Restate each of the lines given below, word for word.

#### [Data items]
_ _ _ _ _

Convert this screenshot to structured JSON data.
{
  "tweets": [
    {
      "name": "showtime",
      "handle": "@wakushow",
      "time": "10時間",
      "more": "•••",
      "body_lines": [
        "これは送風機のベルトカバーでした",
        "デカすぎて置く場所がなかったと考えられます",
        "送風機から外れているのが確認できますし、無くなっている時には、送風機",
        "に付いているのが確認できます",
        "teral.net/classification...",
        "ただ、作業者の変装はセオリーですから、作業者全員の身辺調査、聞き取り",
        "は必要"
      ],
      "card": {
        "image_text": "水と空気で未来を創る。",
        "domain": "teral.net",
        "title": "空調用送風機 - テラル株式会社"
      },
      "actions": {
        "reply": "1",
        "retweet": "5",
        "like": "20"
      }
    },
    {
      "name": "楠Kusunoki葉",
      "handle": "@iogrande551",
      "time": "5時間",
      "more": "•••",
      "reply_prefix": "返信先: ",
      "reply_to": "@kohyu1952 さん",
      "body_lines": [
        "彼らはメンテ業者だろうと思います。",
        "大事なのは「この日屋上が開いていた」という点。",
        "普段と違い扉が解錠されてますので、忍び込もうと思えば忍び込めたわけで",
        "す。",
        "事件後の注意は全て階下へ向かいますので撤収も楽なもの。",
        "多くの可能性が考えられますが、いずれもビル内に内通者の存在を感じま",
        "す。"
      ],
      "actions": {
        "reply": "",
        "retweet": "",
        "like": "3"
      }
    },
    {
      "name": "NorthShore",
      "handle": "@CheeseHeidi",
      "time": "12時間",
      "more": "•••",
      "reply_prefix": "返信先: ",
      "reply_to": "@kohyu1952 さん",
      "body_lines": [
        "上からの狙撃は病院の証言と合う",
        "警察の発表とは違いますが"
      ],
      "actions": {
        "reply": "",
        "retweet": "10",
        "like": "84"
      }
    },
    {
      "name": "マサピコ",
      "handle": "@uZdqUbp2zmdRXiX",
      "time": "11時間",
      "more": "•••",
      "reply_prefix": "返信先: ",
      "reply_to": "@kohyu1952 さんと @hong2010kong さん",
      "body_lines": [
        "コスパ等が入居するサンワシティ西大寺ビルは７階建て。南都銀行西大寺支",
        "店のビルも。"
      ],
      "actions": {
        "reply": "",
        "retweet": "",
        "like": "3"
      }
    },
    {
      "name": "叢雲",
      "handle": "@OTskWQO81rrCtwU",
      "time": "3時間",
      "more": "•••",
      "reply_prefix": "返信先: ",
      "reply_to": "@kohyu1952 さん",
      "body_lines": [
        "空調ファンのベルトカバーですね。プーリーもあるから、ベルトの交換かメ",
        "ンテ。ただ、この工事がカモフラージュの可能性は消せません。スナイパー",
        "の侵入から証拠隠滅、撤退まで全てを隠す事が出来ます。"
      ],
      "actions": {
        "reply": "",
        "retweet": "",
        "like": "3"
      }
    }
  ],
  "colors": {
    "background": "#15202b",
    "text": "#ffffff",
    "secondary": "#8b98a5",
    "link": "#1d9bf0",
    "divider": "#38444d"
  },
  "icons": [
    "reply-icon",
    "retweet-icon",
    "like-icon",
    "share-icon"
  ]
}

_ _ _ _ _

#### [Task response]
Convert this screenshot to structured JSON data.
{
  "tweets": [
    {
      "name": "showtime",
      "handle": "@wakushow",
      "time": "10時間",
      "more": "•••",
      "body_lines": [
        "これは送風機のベルトカバーでした",
        "デカすぎて置く場所がなかったと考えられます",
        "送風機から外れているのが確認できますし、無くなっている時には、送風機",
        "に付いているのが確認できます",
        "teral.net/classification...",
        "ただ、作業者の変装はセオリーですから、作業者全員の身辺調査、聞き取り",
        "は必要"
      ],
      "card": {
        "image_text": "水と空気で未来を創る。",
        "domain": "teral.net",
        "title": "空調用送風機 - テラル株式会社"
      },
      "actions": {
        "reply": "1",
        "retweet": "5",
        "like": "20"
      }
    },
    {
      "name": "楠Kusunoki葉",
      "handle": "@iogrande551",
      "time": "5時間",
      "more": "•••",
      "reply_prefix": "返信先: ",
      "reply_to": "@kohyu1952 さん",
      "body_lines": [
        "彼らはメンテ業者だろうと思います。",
        "大事なのは「この日屋上が開いていた」という点。",
        "普段と違い扉が解錠されてますので、忍び込もうと思えば忍び込めたわけで",
        "す。",
        "事件後の注意は全て階下へ向かいますので撤収も楽なもの。",
        "多くの可能性が考えられますが、いずれもビル内に内通者の存在を感じま",
        "す。"
      ],
      "actions": {
        "reply": "",
        "retweet": "",
        "like": "3"
      }
    },
    {
      "name": "NorthShore",
      "handle": "@CheeseHeidi",
      "time": "12時間",
      "more": "•••",
      "reply_prefix": "返信先: ",
      "reply_to": "@kohyu1952 さん",
      "body_lines": [
        "上からの狙撃は病院の証言と合う",
        "警察の発表とは違いますが"
      ],
      "actions": {
        "reply": "",
        "retweet": "10",
        "like": "84"
      }
    },
    {
      "name": "マサピコ",
      "handle": "@uZdqUbp2zmdRXiX",
      "time": "11時間",
      "more": "•••",
      "reply_prefix": "返信先: ",
      "reply_to": "@kohyu1952 さんと @hong2010kong さん",
      "body_lines": [
        "コスパ等が入居するサンワシティ西大寺ビルは７階建て。南都銀行西大寺支",
        "店のビルも。"
      ],
      "actions": {
        "reply": "",
        "retweet": "",
        "like": "3"
      }
    },
    {
      "name": "叢雲",
      "handle": "@OTskWQO81rrCtwU",
      "time": "3時間",
      "more": "•••",
      "reply_prefix": "返信先: ",
      "reply_to": "@kohyu1952 さん",
      "body_lines": [
        "空調ファンのベルトカバーですね。プーリーもあるから、ベルトの交換かメ",
        "ンテ。ただ、この工事がカモフラージュの可能性は消せません。スナイパー",
        "の侵入から証拠隠滅、撤退まで全てを隠す事が出来ます。"
      ],
      "actions": {
        "reply": "",
        "retweet": "",
        "like": "3"
      }
    }
  ],
  "colors": {
    "background": "#15202b",
    "text": "#ffffff",
    "secondary": "#8b98a5",
    "link": "#1d9bf0",
    "divider": "#38444d"
  },
  "icons": [
    "reply-icon",
    "retweet-icon",
    "like-icon",
    "share-icon"
  ]
}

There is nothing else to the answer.